Take every line from the listing below that includes "Lucaguerrini" and copy it.

Dataset items:

• • •

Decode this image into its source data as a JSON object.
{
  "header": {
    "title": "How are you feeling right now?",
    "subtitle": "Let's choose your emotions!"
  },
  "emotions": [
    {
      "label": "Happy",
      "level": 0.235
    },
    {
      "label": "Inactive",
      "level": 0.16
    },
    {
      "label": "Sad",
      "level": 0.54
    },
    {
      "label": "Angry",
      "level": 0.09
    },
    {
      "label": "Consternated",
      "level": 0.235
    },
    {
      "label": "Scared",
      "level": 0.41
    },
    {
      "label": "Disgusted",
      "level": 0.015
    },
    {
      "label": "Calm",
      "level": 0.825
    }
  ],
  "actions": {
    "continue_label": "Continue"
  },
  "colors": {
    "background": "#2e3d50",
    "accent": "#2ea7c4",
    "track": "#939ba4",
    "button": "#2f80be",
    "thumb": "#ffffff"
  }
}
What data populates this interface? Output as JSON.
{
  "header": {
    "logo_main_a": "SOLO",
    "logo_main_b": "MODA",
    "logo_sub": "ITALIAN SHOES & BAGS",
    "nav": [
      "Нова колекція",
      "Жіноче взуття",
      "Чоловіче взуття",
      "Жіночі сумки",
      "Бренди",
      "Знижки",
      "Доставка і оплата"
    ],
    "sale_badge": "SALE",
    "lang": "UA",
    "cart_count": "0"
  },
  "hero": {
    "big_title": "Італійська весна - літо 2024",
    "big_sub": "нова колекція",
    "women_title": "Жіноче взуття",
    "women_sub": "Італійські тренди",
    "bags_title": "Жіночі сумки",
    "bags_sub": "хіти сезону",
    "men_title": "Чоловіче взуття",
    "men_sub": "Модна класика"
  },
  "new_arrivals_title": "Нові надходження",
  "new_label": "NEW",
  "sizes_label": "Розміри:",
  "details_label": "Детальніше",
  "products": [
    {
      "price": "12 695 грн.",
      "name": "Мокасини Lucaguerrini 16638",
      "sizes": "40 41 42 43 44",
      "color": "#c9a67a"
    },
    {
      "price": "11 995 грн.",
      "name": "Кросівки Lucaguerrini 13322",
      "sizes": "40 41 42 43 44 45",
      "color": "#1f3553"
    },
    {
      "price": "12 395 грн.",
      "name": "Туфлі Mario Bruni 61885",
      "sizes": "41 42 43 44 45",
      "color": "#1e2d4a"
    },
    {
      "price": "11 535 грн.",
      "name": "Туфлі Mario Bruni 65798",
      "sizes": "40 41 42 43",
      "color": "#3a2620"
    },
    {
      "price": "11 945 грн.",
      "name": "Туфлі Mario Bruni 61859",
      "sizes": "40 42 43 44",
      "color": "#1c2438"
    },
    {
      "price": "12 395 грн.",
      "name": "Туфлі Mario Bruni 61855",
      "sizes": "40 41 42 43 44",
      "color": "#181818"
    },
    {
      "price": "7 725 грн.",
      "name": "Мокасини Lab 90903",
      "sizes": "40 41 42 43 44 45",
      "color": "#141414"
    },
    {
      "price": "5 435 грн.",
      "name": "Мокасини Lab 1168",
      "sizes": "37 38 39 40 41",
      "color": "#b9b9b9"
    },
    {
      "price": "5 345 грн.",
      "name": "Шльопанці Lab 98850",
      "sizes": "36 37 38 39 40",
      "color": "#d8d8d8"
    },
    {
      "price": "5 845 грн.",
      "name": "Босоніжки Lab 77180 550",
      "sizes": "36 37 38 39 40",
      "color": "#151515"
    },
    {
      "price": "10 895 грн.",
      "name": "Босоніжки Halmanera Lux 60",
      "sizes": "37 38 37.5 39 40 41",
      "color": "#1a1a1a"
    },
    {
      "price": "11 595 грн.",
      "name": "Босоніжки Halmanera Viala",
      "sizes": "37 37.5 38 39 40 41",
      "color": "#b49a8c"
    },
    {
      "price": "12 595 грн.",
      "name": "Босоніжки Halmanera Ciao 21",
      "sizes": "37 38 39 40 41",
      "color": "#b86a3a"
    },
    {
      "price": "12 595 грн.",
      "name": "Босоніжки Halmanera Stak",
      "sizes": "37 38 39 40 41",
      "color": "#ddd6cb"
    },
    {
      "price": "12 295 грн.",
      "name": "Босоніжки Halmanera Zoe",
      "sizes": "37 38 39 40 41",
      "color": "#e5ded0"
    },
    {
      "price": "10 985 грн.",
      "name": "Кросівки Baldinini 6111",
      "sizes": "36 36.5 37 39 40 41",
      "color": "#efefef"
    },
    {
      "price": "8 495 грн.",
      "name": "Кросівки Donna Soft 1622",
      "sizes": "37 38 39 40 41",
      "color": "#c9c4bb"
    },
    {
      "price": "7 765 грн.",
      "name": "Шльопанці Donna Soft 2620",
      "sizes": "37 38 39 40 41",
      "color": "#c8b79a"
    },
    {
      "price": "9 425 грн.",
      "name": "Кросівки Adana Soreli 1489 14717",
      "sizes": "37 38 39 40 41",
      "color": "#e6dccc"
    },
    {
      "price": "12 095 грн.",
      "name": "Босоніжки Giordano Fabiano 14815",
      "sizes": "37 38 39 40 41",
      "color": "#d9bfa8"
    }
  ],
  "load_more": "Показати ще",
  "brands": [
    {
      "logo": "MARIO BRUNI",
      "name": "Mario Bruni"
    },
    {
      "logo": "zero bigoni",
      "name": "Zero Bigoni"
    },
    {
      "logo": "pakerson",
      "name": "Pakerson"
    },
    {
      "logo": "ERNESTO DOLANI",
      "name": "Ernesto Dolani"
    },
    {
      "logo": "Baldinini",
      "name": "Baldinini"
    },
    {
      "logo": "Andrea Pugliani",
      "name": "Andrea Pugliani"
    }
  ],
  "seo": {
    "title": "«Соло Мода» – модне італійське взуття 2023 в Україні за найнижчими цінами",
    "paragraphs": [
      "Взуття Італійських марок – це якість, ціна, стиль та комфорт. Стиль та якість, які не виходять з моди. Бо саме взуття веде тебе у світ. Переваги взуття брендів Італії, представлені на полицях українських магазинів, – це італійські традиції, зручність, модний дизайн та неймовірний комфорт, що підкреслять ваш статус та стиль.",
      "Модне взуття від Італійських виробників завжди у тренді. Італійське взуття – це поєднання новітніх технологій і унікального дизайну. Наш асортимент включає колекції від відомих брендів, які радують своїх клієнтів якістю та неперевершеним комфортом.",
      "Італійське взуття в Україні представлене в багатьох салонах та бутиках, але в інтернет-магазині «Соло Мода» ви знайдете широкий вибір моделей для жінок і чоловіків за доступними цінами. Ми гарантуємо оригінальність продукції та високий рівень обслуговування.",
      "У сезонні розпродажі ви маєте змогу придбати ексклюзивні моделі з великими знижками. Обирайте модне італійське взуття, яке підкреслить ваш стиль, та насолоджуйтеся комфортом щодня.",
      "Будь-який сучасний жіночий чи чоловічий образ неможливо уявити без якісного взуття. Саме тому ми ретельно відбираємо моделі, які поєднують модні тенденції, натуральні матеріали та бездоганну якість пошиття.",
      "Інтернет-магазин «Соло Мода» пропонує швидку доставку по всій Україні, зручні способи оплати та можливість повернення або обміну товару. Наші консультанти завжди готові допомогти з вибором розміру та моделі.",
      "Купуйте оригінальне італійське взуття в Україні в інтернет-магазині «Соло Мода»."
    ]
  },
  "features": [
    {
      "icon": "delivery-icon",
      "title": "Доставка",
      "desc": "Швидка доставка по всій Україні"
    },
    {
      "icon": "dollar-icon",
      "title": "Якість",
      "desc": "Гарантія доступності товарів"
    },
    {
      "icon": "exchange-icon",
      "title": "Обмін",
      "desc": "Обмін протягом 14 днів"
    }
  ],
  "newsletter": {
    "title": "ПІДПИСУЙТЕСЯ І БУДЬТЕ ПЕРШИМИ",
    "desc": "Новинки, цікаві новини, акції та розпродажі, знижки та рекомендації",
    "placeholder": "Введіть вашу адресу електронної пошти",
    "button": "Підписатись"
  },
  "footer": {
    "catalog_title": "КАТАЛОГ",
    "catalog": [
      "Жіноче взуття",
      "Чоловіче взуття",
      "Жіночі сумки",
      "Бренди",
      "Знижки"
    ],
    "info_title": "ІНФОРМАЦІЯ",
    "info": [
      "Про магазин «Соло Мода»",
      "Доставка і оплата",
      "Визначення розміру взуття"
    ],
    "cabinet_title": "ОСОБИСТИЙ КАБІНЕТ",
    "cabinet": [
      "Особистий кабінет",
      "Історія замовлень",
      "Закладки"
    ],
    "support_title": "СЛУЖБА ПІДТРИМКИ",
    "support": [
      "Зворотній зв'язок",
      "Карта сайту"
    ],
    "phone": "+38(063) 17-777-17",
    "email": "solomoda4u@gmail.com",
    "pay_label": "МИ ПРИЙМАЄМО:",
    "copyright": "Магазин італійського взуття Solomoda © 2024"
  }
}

• • •

#### [RESPONSE TO THE TASK]
      "name": "Мокасини Lucaguerrini 16638",
      "name": "Кросівки Lucaguerrini 13322",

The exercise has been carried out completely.